GIVEN RECORDS
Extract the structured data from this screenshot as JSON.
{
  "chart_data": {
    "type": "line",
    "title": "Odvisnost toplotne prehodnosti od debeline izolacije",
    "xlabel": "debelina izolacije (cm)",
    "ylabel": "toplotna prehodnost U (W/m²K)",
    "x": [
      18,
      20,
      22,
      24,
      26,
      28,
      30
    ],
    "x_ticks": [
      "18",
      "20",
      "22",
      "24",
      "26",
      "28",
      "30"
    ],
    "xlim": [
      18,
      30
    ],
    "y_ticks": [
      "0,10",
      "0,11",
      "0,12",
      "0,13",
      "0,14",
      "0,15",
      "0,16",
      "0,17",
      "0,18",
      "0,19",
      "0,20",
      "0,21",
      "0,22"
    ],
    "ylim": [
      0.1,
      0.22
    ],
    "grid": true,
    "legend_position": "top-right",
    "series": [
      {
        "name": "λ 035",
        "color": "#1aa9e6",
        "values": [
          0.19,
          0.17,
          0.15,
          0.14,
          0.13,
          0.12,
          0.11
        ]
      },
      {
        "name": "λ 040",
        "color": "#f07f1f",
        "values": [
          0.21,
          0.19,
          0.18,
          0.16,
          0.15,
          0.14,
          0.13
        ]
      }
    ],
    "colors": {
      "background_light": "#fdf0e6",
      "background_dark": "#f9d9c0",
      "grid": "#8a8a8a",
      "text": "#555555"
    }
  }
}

THE PROBLEM
Repeat the entries exactly, all of them.

RESULT
Extract the structured data from this screenshot as JSON.
{
  "chart_data": {
    "type": "line",
    "title": "Odvisnost toplotne prehodnosti od debeline izolacije",
    "xlabel": "debelina izolacije (cm)",
    "ylabel": "toplotna prehodnost U (W/m²K)",
    "x": [
      18,
      20,
      22,
      24,
      26,
      28,
      30
    ],
    "x_ticks": [
      "18",
      "20",
      "22",
      "24",
      "26",
      "28",
      "30"
    ],
    "xlim": [
      18,
      30
    ],
    "y_ticks": [
      "0,10",
      "0,11",
      "0,12",
      "0,13",
      "0,14",
      "0,15",
      "0,16",
      "0,17",
      "0,18",
      "0,19",
      "0,20",
      "0,21",
      "0,22"
    ],
    "ylim": [
      0.1,
      0.22
    ],
    "grid": true,
    "legend_position": "top-right",
    "series": [
      {
        "name": "λ 035",
        "color": "#1aa9e6",
        "values": [
          0.19,
          0.17,
          0.15,
          0.14,
          0.13,
          0.12,
          0.11
        ]
      },
      {
        "name": "λ 040",
        "color": "#f07f1f",
        "values": [
          0.21,
          0.19,
          0.18,
          0.16,
          0.15,
          0.14,
          0.13
        ]
      }
    ],
    "colors": {
      "background_light": "#fdf0e6",
      "background_dark": "#f9d9c0",
      "grid": "#8a8a8a",
      "text": "#555555"
    }
  }
}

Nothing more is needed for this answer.